Task directions – Wherever a line holds the word "value", copy that line out.

Supplied entries –
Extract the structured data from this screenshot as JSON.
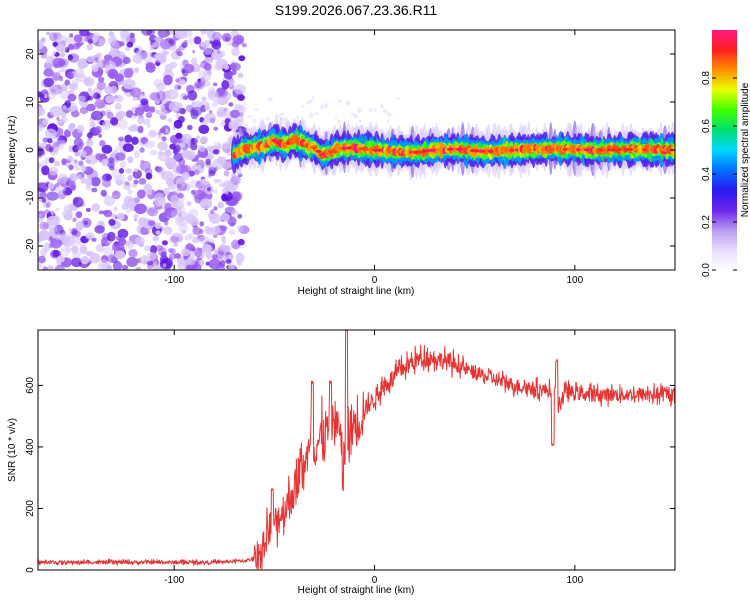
{
  "figure": {
    "title": "S199.2026.067.23.36.R11"
  },
  "colors": {
    "snr_line": "#e83333",
    "scatter_strong": "#5a10e0",
    "scatter_medium": "#9a5cf0",
    "scatter_weak": "#d7c4fb",
    "axis": "#000000"
  },
  "chart_data": [
    {
      "type": "heatmap",
      "name": "spectrogram",
      "title": "",
      "xlabel": "Height of straight line (km)",
      "ylabel": "Frequency (Hz)",
      "xlim": [
        -168,
        150
      ],
      "ylim": [
        -25,
        25
      ],
      "xticks": [
        -100,
        0,
        100
      ],
      "yticks": [
        -20,
        -10,
        0,
        10,
        20
      ],
      "noise_region": {
        "x_from": -168,
        "x_to": -65,
        "amplitude_range": [
          0.0,
          0.15
        ]
      },
      "signal_band": {
        "x_from": -70,
        "x_to": 150,
        "center_trace": [
          {
            "x": -70,
            "y": -1.0
          },
          {
            "x": -65,
            "y": 0.3
          },
          {
            "x": -60,
            "y": 0.5
          },
          {
            "x": -55,
            "y": 1.0
          },
          {
            "x": -50,
            "y": 2.0
          },
          {
            "x": -45,
            "y": 1.0
          },
          {
            "x": -40,
            "y": 2.2
          },
          {
            "x": -35,
            "y": 1.2
          },
          {
            "x": -30,
            "y": 0.5
          },
          {
            "x": -26,
            "y": -1.0
          },
          {
            "x": -22,
            "y": -0.5
          },
          {
            "x": -18,
            "y": 0.3
          },
          {
            "x": -10,
            "y": 0.5
          },
          {
            "x": 0,
            "y": 0.0
          },
          {
            "x": 10,
            "y": -0.3
          },
          {
            "x": 20,
            "y": -0.5
          },
          {
            "x": 30,
            "y": 0.0
          },
          {
            "x": 40,
            "y": 0.2
          },
          {
            "x": 55,
            "y": -0.3
          },
          {
            "x": 70,
            "y": 0.0
          },
          {
            "x": 90,
            "y": 0.2
          },
          {
            "x": 110,
            "y": 0.0
          },
          {
            "x": 130,
            "y": 0.1
          },
          {
            "x": 150,
            "y": 0.0
          }
        ],
        "peak_amplitude": 1.0
      },
      "colorbar": {
        "label": "Normalized spectral amplitude",
        "range": [
          0.0,
          1.0
        ],
        "ticks": [
          0.0,
          0.2,
          0.4,
          0.6,
          0.8
        ],
        "tick_labels": [
          "0.0",
          "0.2",
          "0.4",
          "0.6",
          "0.8"
        ],
        "colormap": [
          "#ffffff",
          "#e6dcfb",
          "#b79af3",
          "#6b22e8",
          "#2a1cf0",
          "#0070ff",
          "#00d8ff",
          "#00e070",
          "#40ff00",
          "#e8ff00",
          "#ff9000",
          "#ff2020",
          "#ff1a80"
        ]
      }
    },
    {
      "type": "line",
      "name": "snr",
      "title": "",
      "xlabel": "Height of straight line (km)",
      "ylabel": "SNR (10 * v/v)",
      "xlim": [
        -168,
        150
      ],
      "ylim": [
        0,
        780
      ],
      "xticks": [
        -100,
        0,
        100
      ],
      "yticks": [
        0,
        200,
        400,
        600
      ],
      "series": [
        {
          "name": "SNR",
          "x": [
            -168,
            -140,
            -110,
            -80,
            -65,
            -58,
            -55,
            -53,
            -50,
            -45,
            -40,
            -38,
            -35,
            -32,
            -30,
            -27,
            -24,
            -21,
            -18,
            -16,
            -14,
            -12,
            -10,
            -8,
            -5,
            0,
            5,
            10,
            15,
            20,
            25,
            30,
            35,
            40,
            50,
            60,
            70,
            80,
            90,
            91,
            95,
            100,
            110,
            120,
            130,
            140,
            150
          ],
          "y": [
            25,
            25,
            25,
            25,
            30,
            40,
            80,
            140,
            150,
            200,
            260,
            300,
            360,
            380,
            400,
            430,
            450,
            470,
            480,
            320,
            400,
            450,
            480,
            500,
            520,
            560,
            600,
            630,
            660,
            680,
            690,
            690,
            680,
            670,
            640,
            620,
            600,
            590,
            580,
            520,
            580,
            575,
            570,
            570,
            570,
            570,
            570
          ]
        }
      ],
      "spikes": [
        {
          "x": -51,
          "y": 260
        },
        {
          "x": -31,
          "y": 610
        },
        {
          "x": -22,
          "y": 610
        },
        {
          "x": -14,
          "y": 780
        },
        {
          "x": 89,
          "y": 410
        },
        {
          "x": 91,
          "y": 680
        }
      ]
    }
  ]
}
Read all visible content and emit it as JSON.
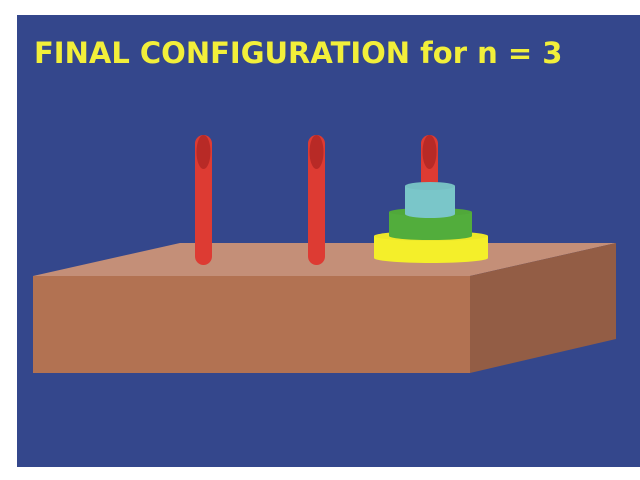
{
  "title": "FINAL CONFIGURATION for n = 3",
  "colors": {
    "page": "#ffffff",
    "background": "#34478c",
    "title_text": "#f2ef3a",
    "board_top": "#c48f78",
    "board_front": "#b27252",
    "board_side": "#935d45",
    "peg": "#dd3b33",
    "peg_top": "#b82a26",
    "disk_large": "#f4ef2a",
    "disk_medium": "#52ad3c",
    "disk_small": "#7ac6c9"
  },
  "puzzle": {
    "disk_count": 3,
    "peg_count": 3,
    "pegs": [
      {
        "name": "left-peg",
        "disks": []
      },
      {
        "name": "middle-peg",
        "disks": []
      },
      {
        "name": "right-peg",
        "disks": [
          "large",
          "medium",
          "small"
        ]
      }
    ]
  }
}
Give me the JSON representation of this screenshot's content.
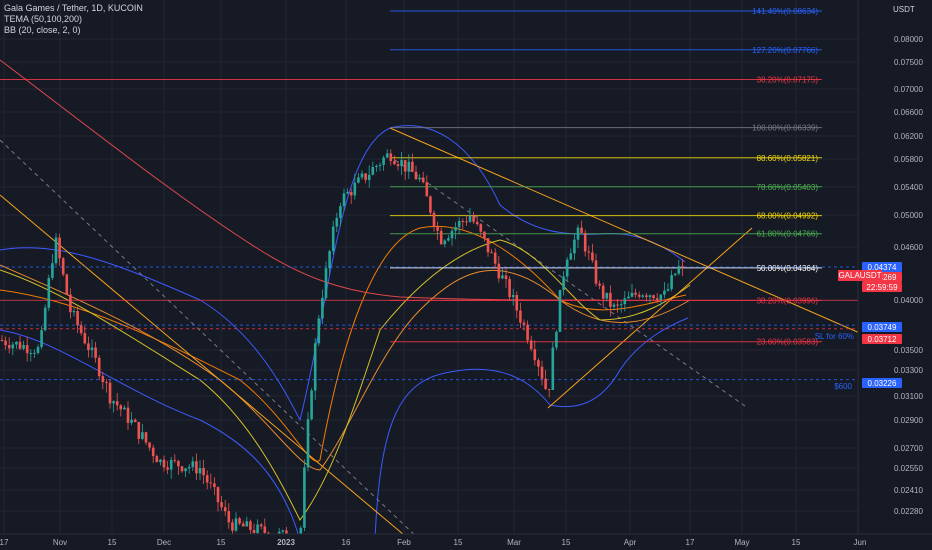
{
  "legend": {
    "title": "Gala Games / Tether, 1D, KUCOIN",
    "tema": "TEMA (50,100,200)",
    "bb": "BB (20, close, 2, 0)"
  },
  "currency": "USDT",
  "colors": {
    "bg": "#161a25",
    "grid": "#222633",
    "up": "#26a69a",
    "down": "#ef5350",
    "fib_blue": "#2962ff",
    "fib_red": "#f23645",
    "fib_yellow": "#f5d90a",
    "fib_green": "#4caf50",
    "fib_grey": "#787b86",
    "trend": "#f7a21b"
  },
  "chart_data": {
    "type": "candlestick",
    "symbol": "GALAUSDT",
    "exchange": "KUCOIN",
    "interval": "1D",
    "x_ticks": [
      "17",
      "Nov",
      "15",
      "Dec",
      "15",
      "2023",
      "16",
      "Feb",
      "15",
      "Mar",
      "15",
      "Apr",
      "17",
      "May",
      "15",
      "Jun"
    ],
    "y_ticks": [
      "0.08000",
      "0.07500",
      "0.07000",
      "0.06600",
      "0.06200",
      "0.05800",
      "0.05400",
      "0.05000",
      "0.04600",
      "0.04000",
      "0.03500",
      "0.03300",
      "0.03100",
      "0.02900",
      "0.02700",
      "0.02550",
      "0.02410",
      "0.02280"
    ],
    "fib_levels": [
      {
        "label": "141.40%(0.08634)",
        "price": 0.08634,
        "color": "#2962ff"
      },
      {
        "label": "127.20%(0.07766)",
        "price": 0.07766,
        "color": "#2962ff"
      },
      {
        "label": "38.20%(0.07175)",
        "price": 0.07175,
        "color": "#f23645"
      },
      {
        "label": "100.00%(0.06339)",
        "price": 0.06339,
        "color": "#787b86"
      },
      {
        "label": "88.60%(0.05821)",
        "price": 0.05821,
        "color": "#f5d90a"
      },
      {
        "label": "78.60%(0.05403)",
        "price": 0.05403,
        "color": "#4caf50"
      },
      {
        "label": "68.00%(0.04992)",
        "price": 0.04992,
        "color": "#f5d90a"
      },
      {
        "label": "61.80%(0.04766)",
        "price": 0.04766,
        "color": "#4caf50"
      },
      {
        "label": "50.00%(0.04364)",
        "price": 0.04364,
        "color": "#ffffff"
      },
      {
        "label": "38.20%(0.03996)",
        "price": 0.03996,
        "color": "#f23645"
      },
      {
        "label": "23.60%(0.03583)",
        "price": 0.03583,
        "color": "#f23645"
      }
    ],
    "price_tags": [
      {
        "value": "0.04374",
        "color": "#2962ff"
      },
      {
        "value": "0.04269",
        "color": "#f23645"
      },
      {
        "value": "22:59:59",
        "color": "#f23645"
      },
      {
        "value": "0.03749",
        "color": "#2962ff"
      },
      {
        "value": "0.03712",
        "color": "#f23645"
      },
      {
        "value": "0.03226",
        "color": "#2962ff"
      }
    ],
    "annotations": [
      "SL for 60%",
      "$600"
    ],
    "last_price": 0.04269,
    "countdown": "22:59:59"
  }
}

Reply –
        "value": "0.04374",
        "value": "0.04269",
        "value": "22:59:59",
        "value": "0.03749",
        "value": "0.03712",
        "value": "0.03226",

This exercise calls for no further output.